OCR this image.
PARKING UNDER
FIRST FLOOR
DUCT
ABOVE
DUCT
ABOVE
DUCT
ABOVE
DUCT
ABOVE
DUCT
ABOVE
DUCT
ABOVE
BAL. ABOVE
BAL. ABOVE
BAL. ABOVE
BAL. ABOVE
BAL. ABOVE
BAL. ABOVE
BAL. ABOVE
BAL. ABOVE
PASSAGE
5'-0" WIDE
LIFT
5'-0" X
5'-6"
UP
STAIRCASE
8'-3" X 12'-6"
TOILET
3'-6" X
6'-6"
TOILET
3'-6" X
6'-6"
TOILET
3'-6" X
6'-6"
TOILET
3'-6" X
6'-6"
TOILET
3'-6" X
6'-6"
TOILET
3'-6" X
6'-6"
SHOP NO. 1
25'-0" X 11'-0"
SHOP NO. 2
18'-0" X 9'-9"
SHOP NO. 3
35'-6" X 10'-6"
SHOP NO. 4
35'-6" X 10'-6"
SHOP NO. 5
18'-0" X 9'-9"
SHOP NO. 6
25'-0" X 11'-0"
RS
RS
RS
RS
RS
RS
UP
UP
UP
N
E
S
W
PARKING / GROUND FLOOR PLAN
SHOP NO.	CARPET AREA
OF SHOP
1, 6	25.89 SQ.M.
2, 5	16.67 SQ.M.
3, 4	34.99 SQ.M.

********

### Problem to solve
Write down the full listing again, exactly.

### Reply
OCR this image.
PARKING UNDER
FIRST FLOOR
DUCT
ABOVE
DUCT
ABOVE
DUCT
ABOVE
DUCT
ABOVE
DUCT
ABOVE
DUCT
ABOVE
BAL. ABOVE
BAL. ABOVE
BAL. ABOVE
BAL. ABOVE
BAL. ABOVE
BAL. ABOVE
BAL. ABOVE
BAL. ABOVE
PASSAGE
5'-0" WIDE
LIFT
5'-0" X
5'-6"
UP
STAIRCASE
8'-3" X 12'-6"
TOILET
3'-6" X
6'-6"
TOILET
3'-6" X
6'-6"
TOILET
3'-6" X
6'-6"
TOILET
3'-6" X
6'-6"
TOILET
3'-6" X
6'-6"
TOILET
3'-6" X
6'-6"
SHOP NO. 1
25'-0" X 11'-0"
SHOP NO. 2
18'-0" X 9'-9"
SHOP NO. 3
35'-6" X 10'-6"
SHOP NO. 4
35'-6" X 10'-6"
SHOP NO. 5
18'-0" X 9'-9"
SHOP NO. 6
25'-0" X 11'-0"
RS
RS
RS
RS
RS
RS
UP
UP
UP
N
E
S
W
PARKING / GROUND FLOOR PLAN
SHOP NO.	CARPET AREA
OF SHOP
1, 6	25.89 SQ.M.
2, 5	16.67 SQ.M.
3, 4	34.99 SQ.M.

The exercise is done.